### [DATA FOR THE TASK]

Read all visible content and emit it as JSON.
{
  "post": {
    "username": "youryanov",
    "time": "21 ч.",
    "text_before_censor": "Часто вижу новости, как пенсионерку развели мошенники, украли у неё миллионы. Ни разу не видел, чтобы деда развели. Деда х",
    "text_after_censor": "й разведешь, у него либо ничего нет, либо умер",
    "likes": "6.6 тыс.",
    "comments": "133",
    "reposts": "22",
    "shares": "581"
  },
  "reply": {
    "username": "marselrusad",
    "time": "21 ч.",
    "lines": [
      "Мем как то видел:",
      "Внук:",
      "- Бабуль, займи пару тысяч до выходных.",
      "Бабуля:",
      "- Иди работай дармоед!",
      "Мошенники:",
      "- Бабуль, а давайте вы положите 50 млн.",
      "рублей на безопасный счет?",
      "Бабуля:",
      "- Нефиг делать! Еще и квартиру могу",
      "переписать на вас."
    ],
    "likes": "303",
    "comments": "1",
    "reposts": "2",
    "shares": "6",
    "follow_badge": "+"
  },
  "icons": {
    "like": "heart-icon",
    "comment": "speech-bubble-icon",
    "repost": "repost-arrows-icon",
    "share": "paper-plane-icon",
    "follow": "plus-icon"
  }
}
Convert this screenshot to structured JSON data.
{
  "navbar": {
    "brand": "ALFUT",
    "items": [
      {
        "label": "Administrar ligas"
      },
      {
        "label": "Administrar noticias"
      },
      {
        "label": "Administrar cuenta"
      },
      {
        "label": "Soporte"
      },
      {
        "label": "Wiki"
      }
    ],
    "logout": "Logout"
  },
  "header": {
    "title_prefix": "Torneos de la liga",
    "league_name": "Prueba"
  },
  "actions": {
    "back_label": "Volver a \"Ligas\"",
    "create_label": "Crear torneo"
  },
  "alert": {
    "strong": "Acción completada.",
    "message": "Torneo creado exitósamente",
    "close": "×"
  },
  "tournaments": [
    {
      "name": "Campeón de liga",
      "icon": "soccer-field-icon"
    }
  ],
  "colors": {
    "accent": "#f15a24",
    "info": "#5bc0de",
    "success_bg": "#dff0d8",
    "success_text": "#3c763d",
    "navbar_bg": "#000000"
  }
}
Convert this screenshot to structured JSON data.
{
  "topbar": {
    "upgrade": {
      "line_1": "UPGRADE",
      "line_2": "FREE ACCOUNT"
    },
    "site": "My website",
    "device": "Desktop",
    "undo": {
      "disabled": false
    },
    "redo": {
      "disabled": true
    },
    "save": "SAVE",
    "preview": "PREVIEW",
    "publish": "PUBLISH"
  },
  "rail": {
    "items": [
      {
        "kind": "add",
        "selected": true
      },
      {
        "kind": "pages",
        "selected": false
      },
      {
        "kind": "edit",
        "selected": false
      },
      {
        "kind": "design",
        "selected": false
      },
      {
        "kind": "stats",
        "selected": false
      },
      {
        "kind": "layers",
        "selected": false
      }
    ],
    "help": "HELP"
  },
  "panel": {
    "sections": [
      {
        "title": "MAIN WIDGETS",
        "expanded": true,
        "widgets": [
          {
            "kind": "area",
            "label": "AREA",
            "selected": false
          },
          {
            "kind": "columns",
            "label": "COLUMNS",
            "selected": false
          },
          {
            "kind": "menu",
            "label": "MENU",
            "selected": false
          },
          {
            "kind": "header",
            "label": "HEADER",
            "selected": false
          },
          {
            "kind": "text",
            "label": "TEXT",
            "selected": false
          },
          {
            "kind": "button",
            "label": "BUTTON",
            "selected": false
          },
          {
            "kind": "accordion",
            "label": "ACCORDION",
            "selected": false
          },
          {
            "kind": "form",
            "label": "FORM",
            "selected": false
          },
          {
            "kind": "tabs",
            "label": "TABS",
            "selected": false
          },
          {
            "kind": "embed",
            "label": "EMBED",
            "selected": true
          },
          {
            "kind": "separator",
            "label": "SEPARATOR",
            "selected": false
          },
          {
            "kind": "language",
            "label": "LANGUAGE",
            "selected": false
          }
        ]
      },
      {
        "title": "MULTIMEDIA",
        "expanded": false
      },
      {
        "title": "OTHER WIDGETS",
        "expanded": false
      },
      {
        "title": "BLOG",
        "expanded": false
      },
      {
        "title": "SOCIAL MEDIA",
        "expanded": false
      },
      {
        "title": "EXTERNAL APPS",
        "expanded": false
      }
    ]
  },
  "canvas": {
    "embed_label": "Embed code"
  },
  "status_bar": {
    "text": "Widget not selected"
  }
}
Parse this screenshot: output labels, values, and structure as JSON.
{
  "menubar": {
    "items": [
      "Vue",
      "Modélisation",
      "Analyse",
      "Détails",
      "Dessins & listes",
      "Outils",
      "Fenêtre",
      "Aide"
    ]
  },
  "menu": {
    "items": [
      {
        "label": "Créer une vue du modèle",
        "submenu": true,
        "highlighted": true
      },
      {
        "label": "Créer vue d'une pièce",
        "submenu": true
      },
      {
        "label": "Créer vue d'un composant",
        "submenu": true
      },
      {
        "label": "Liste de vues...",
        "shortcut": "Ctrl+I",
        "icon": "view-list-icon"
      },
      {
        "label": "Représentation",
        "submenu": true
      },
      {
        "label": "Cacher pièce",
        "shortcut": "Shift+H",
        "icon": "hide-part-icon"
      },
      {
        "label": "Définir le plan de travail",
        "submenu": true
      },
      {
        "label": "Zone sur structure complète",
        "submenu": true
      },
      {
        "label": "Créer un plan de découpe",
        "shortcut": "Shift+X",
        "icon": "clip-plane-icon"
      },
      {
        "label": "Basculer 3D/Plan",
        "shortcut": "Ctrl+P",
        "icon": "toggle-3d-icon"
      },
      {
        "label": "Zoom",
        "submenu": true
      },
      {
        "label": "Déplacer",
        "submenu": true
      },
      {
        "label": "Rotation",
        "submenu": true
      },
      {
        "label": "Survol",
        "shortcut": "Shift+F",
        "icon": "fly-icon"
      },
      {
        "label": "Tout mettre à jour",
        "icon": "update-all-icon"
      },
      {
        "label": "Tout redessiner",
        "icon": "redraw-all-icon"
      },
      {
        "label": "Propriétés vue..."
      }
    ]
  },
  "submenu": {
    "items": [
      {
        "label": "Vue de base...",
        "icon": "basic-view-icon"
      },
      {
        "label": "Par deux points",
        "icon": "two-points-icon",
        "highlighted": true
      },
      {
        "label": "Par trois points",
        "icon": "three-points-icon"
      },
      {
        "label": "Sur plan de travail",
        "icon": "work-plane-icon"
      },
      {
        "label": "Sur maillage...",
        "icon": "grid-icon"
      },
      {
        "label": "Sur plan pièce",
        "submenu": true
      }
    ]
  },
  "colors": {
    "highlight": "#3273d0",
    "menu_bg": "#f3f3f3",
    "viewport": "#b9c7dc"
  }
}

### [STATED GOAL]
Search the lines above for the string "pièce", then show every one that has it.

### [FULL RESPONSE]
        "label": "Créer vue d'une pièce",
        "label": "Cacher pièce",
        "label": "Sur plan pièce",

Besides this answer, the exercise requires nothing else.